### [EXCERPT PROVIDED]
───

2. Where, after viewing the evidence in the light most favorable to respondents, the record does not establish that the gas explosion experienced by respondents was the result of the gas company’s negligence, Minn. Stat. § 541.051, subd. 1(c) (2004), does not apply to respondents’ claims.
Heard, considered, and decided by the court en banc.
O P I N I O N
ANDERSON, G. Barry, Justice.
Respondents, State Farm Fire and Casualty (State Farm), Auto Owners Insurance Company (Auto Owners), and Joan Hernlem brought suit against appellant, Aquila, Inc. (Aquila), defendant Northern Pipeline Construction Company (Northern Pipeline), and other defendants for damages that were caused by a natural gas leak from a pipeline system that is owned and operated by Aquila and was installed by Northern Pipeline. The district court granted summary judgment in favor of Aquila and Northern Pipeline, concluding that Minn. Stat. § 541.051 (2004) barred respondents’ claims. Respondents appealed, and the court of appeals, in a split decision, affirmed summary judgment for Northern Pipeline, reversed summary judgment for Aquila, and remanded the matter to the district court. State Farm Fire & Casualty v. Aquila Inc., 697 N.W.2d 636 (Minn. App. 2005). We reverse and reinstate summary judgment for Aquila.

───

### [DATA SEGMENT]
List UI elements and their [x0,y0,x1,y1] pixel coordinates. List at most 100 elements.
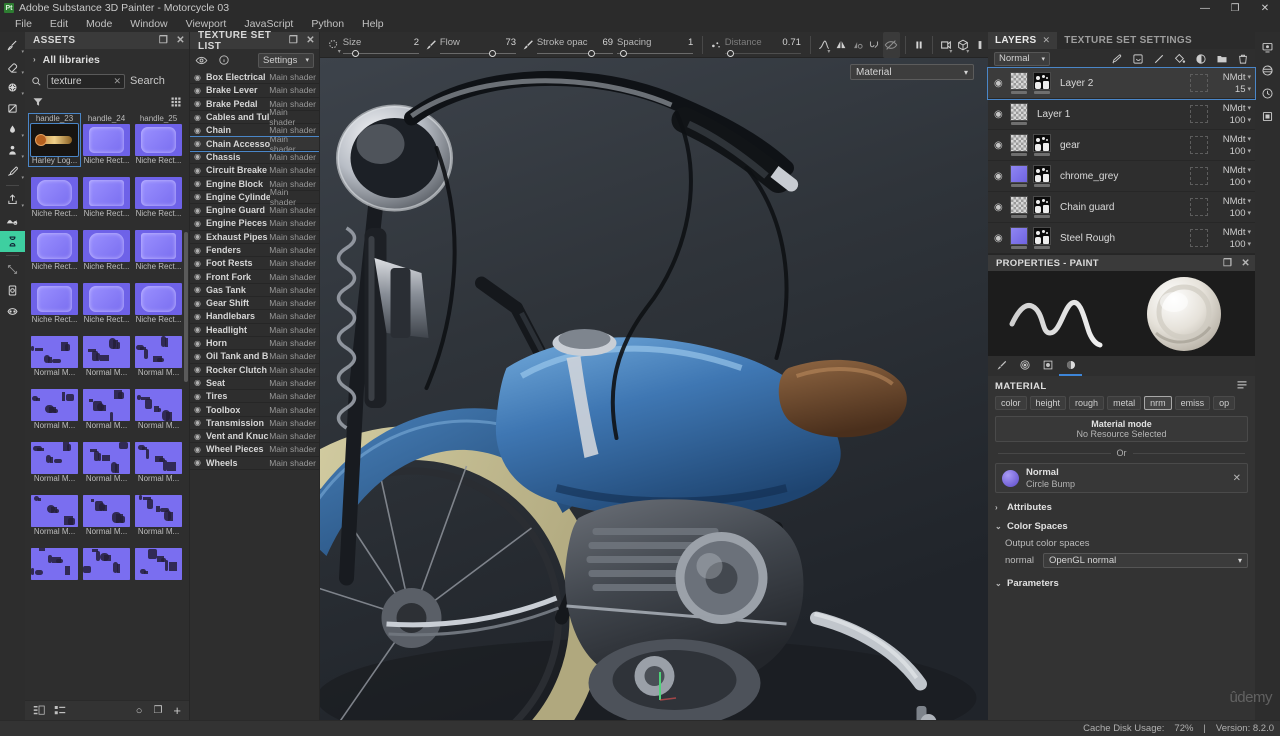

───

### [INSTRUCTIONS FOR THE TASK]
Extract the full court opinion excerpt on the gas leak lawsuit against Aquila, word for word. The listing is not needed here.

### [SOLUTION TO THE PROBLEM]
2. Where, after viewing the evidence in the light most favorable to respondents, the record does not establish that the gas explosion experienced by respondents was the result of the gas company’s negligence, Minn. Stat. § 541.051, subd. 1(c) (2004), does not apply to respondents’ claims.
Heard, considered, and decided by the court en banc.
O P I N I O N
ANDERSON, G. Barry, Justice.
Respondents, State Farm Fire and Casualty (State Farm), Auto Owners Insurance Company (Auto Owners), and Joan Hernlem brought suit against appellant, Aquila, Inc. (Aquila), defendant Northern Pipeline Construction Company (Northern Pipeline), and other defendants for damages that were caused by a natural gas leak from a pipeline system that is owned and operated by Aquila and was installed by Northern Pipeline. The district court granted summary judgment in favor of Aquila and Northern Pipeline, concluding that Minn. Stat. § 541.051 (2004) barred respondents’ claims. Respondents appealed, and the court of appeals, in a split decision, affirmed summary judgment for Northern Pipeline, reversed summary judgment for Aquila, and remanded the matter to the district court. State Farm Fire & Casualty v. Aquila Inc., 697 N.W.2d 636 (Minn. App. 2005). We reverse and reinstate summary judgment for Aquila.